/---

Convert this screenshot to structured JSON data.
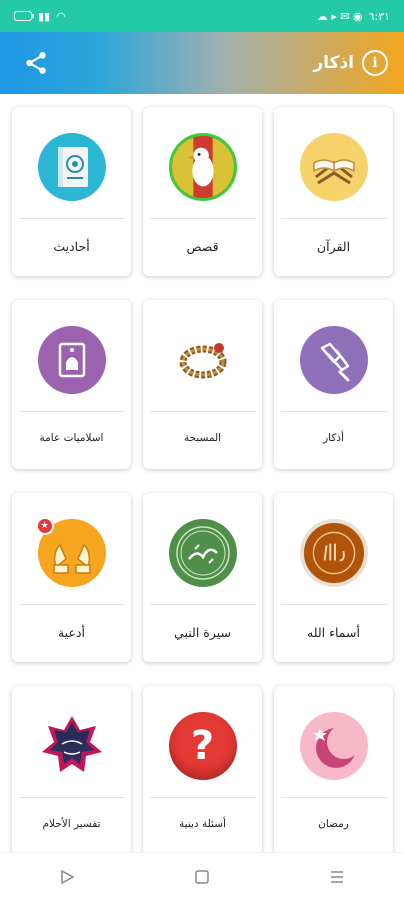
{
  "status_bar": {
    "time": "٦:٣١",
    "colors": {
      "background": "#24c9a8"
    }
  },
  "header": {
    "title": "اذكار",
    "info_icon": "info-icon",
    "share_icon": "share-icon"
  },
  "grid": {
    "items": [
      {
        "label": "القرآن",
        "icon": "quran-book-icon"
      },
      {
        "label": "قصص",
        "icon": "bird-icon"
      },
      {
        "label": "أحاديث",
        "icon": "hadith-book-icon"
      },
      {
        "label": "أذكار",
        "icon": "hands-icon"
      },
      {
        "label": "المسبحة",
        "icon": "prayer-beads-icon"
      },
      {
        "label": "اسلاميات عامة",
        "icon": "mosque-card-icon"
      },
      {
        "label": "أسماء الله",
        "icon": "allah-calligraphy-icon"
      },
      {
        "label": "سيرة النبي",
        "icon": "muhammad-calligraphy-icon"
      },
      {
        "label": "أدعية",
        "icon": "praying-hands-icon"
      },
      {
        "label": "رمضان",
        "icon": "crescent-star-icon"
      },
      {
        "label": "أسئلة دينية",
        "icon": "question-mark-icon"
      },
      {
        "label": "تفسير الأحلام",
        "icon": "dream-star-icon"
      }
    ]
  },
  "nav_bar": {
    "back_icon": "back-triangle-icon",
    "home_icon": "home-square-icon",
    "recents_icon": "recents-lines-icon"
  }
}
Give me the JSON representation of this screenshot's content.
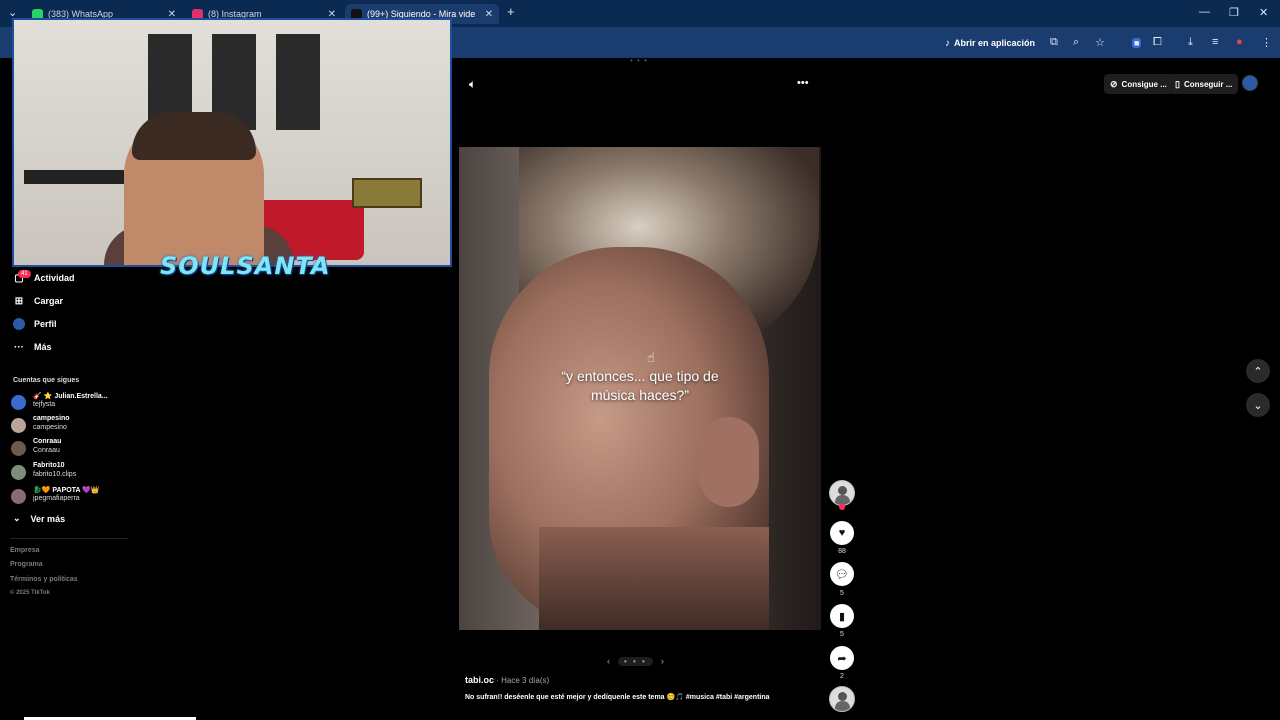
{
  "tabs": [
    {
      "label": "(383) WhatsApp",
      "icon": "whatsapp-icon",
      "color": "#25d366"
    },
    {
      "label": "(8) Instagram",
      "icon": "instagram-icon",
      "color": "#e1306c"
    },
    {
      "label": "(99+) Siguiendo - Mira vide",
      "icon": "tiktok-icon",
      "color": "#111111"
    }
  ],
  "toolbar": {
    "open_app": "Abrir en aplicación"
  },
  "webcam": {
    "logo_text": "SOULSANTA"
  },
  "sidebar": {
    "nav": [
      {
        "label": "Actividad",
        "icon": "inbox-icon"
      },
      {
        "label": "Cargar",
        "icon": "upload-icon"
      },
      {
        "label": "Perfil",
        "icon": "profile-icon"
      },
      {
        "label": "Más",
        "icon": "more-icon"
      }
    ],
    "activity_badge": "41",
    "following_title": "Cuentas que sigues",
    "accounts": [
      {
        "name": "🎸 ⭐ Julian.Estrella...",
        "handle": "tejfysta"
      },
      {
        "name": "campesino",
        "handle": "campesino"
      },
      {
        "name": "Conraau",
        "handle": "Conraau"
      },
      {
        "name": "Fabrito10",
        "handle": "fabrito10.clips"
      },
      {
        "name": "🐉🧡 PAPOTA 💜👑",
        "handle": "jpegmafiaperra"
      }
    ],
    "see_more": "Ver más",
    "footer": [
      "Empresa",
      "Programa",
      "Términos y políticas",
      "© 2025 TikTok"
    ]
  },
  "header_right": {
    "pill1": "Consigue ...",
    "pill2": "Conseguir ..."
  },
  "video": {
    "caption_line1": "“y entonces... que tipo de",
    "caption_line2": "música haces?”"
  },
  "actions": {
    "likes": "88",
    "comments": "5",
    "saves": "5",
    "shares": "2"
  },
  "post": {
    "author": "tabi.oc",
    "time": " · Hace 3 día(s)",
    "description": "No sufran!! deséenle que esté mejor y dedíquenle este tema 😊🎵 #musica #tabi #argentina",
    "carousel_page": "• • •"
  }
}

\---
/---

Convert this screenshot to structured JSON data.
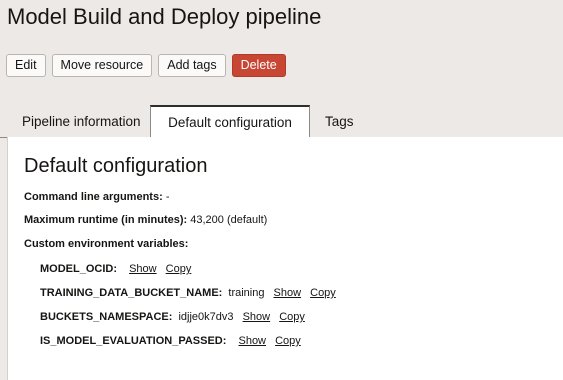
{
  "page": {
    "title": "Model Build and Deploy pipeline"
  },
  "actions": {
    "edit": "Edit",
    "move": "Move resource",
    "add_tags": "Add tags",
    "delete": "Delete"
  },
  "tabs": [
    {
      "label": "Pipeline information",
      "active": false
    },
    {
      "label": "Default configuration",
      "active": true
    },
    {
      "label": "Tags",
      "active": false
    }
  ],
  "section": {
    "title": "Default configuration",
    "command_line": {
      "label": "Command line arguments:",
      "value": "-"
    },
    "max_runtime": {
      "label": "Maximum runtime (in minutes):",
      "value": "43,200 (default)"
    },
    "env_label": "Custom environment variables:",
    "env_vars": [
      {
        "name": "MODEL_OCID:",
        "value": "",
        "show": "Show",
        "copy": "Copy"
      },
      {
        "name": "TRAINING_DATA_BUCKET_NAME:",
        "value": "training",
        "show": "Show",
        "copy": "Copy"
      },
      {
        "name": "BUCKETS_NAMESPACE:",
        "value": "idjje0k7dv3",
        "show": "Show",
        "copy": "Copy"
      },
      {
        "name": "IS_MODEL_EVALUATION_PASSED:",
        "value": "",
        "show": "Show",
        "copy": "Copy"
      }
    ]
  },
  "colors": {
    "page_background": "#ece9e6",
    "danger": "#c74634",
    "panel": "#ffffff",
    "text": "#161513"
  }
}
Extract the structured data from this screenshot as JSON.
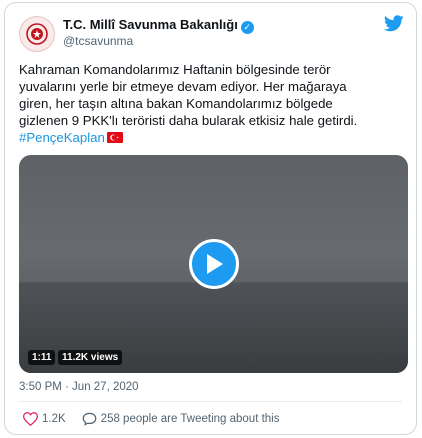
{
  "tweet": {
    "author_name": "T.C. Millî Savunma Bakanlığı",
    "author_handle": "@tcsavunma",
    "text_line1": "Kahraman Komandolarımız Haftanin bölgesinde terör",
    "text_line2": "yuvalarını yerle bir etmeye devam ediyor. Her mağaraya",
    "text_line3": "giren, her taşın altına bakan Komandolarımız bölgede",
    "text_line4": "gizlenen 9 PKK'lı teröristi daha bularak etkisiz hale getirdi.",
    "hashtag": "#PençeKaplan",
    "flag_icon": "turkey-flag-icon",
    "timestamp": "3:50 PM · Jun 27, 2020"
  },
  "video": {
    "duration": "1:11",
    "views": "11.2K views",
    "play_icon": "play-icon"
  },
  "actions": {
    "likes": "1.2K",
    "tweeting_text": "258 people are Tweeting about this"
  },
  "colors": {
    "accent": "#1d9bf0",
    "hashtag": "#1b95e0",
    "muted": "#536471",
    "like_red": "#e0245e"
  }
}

\---

### EXERCISE INSTRUCTIONS
Copy every line of the data that holds the string "this".

### COMPLETE ANSWER
Convert this screenshot to structured JSON data.
Give me the JSON representation of this screenshot's content.
Convert this screenshot to structured JSON data.
Extract the structured data from this screenshot as JSON.
    "tweeting_text": "258 people are Tweeting about this"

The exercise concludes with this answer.